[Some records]
★ ★ ★

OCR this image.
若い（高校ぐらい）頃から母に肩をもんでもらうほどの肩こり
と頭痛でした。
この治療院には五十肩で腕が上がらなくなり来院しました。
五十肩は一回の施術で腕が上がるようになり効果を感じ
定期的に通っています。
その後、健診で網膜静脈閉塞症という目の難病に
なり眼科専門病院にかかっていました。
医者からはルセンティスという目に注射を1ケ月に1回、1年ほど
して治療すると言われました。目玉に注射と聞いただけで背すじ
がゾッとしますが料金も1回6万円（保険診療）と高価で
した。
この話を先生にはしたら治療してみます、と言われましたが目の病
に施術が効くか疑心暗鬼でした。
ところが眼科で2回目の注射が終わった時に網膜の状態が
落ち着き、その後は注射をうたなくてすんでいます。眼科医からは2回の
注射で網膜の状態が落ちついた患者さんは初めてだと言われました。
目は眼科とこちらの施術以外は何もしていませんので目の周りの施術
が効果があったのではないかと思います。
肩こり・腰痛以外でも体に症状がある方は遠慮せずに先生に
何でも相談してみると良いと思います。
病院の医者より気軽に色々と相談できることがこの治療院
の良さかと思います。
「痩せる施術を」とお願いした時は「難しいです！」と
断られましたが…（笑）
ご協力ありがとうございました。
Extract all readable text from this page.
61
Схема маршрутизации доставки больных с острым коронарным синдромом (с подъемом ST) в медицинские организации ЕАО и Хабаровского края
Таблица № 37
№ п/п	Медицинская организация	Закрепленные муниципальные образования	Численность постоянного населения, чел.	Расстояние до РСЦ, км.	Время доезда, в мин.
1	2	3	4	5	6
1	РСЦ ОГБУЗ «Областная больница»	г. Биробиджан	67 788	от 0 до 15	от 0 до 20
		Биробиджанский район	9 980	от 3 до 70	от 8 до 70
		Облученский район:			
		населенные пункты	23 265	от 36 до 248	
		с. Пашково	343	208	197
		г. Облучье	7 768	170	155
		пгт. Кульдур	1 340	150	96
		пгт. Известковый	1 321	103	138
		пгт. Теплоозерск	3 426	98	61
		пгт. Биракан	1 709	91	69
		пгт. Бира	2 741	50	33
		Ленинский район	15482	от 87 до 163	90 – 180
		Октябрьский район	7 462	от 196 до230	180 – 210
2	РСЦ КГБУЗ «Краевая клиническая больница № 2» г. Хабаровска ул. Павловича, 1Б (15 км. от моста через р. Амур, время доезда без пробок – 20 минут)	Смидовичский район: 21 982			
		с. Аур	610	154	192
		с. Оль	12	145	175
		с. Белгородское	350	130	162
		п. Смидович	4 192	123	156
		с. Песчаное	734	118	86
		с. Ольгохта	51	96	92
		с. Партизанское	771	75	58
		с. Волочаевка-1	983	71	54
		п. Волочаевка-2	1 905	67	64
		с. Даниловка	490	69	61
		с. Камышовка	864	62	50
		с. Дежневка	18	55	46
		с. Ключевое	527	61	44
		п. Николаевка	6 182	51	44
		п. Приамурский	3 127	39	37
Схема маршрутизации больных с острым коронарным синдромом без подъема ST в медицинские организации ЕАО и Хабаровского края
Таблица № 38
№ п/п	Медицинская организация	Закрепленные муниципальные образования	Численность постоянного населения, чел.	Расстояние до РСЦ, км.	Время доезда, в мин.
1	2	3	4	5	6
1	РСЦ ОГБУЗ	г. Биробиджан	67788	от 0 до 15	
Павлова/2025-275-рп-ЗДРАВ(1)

★ ★ ★

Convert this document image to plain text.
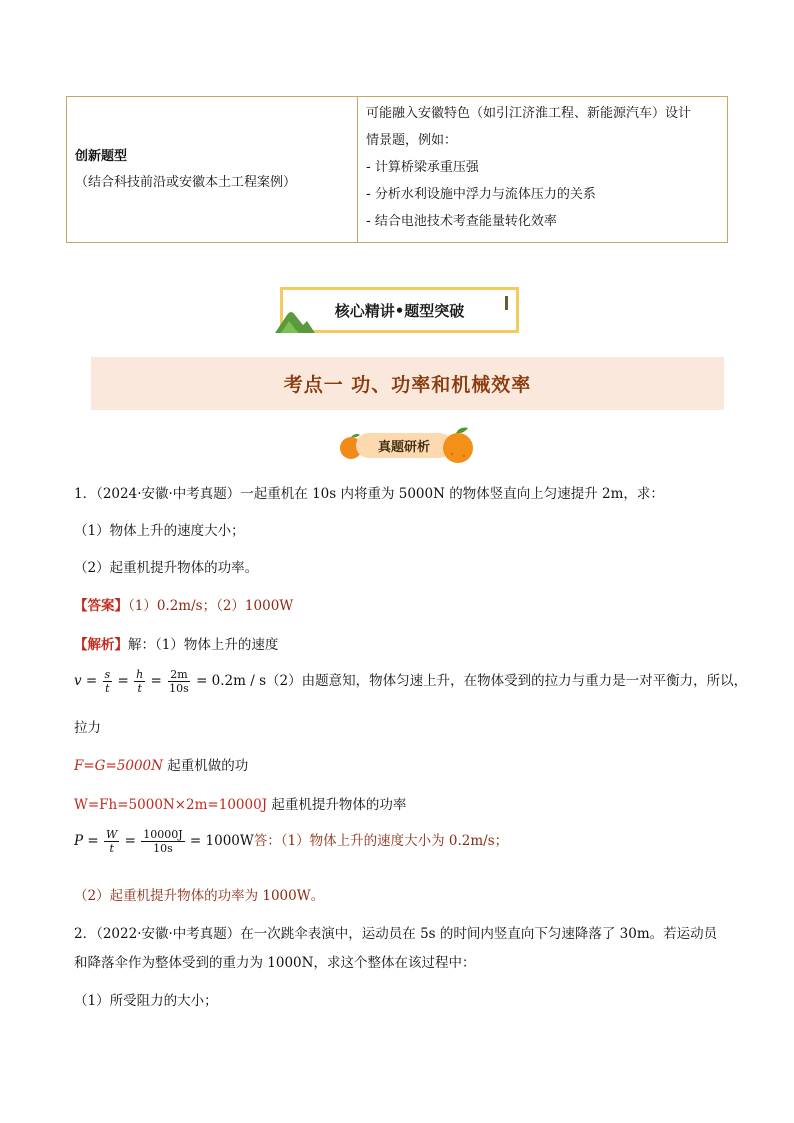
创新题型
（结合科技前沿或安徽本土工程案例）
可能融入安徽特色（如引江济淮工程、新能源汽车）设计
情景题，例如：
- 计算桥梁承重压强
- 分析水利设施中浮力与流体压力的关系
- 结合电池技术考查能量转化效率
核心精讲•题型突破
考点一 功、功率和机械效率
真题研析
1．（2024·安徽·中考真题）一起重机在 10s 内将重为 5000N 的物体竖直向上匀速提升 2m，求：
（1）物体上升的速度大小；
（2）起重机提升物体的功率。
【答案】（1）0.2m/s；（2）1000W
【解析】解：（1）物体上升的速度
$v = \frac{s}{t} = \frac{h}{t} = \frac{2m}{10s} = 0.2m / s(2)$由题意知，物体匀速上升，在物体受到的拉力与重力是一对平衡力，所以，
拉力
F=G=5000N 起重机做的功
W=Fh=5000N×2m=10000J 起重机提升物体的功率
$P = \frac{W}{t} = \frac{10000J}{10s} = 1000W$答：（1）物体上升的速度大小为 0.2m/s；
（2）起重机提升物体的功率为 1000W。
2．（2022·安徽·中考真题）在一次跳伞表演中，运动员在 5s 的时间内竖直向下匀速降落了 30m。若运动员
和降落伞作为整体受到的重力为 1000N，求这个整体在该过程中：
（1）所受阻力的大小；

★ ★ ★

Task goal: Scan the material line by line and report each one that contains "Волочаевка".

The answer:
		с. Волочаевка-1	983	71	54
		п. Волочаевка-2	1 905	67	64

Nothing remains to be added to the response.